### Exercise inputs
--
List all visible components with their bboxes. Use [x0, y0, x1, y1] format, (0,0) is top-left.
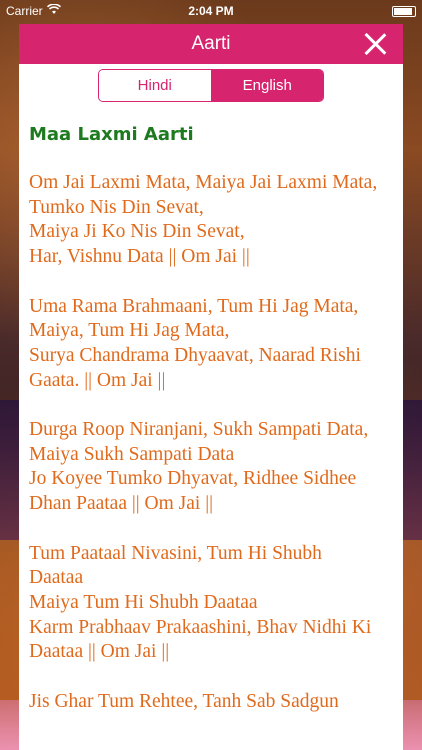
--
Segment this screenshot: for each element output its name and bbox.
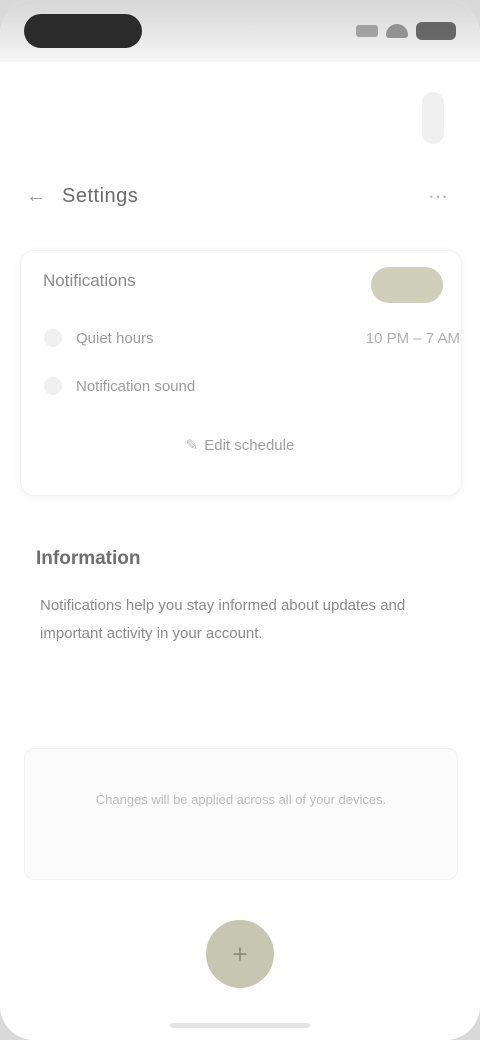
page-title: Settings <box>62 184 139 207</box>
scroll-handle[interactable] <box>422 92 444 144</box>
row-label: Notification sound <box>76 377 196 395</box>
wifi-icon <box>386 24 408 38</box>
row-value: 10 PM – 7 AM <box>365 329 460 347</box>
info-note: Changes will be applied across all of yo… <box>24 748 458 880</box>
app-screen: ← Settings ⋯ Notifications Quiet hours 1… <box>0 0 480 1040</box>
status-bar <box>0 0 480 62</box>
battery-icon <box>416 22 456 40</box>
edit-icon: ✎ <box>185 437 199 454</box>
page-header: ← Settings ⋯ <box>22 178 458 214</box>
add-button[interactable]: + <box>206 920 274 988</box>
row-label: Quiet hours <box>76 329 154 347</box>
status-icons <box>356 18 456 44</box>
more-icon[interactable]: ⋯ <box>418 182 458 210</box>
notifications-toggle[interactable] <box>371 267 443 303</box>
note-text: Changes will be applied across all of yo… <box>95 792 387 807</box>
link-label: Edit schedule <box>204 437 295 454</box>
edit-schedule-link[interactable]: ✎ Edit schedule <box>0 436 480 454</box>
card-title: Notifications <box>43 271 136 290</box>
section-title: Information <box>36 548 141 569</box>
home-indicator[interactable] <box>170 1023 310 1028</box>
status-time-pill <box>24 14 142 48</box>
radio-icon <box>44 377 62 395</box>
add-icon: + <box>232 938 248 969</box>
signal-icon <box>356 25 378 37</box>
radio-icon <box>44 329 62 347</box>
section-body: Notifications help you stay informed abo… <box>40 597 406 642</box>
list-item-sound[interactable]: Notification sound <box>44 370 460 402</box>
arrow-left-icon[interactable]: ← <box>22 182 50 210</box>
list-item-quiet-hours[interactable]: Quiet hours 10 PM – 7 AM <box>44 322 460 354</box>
--
### Written problem
How many lines in the rows above contain the string "radio"? Case counts. Reply with only the number.

### Solution to this task
2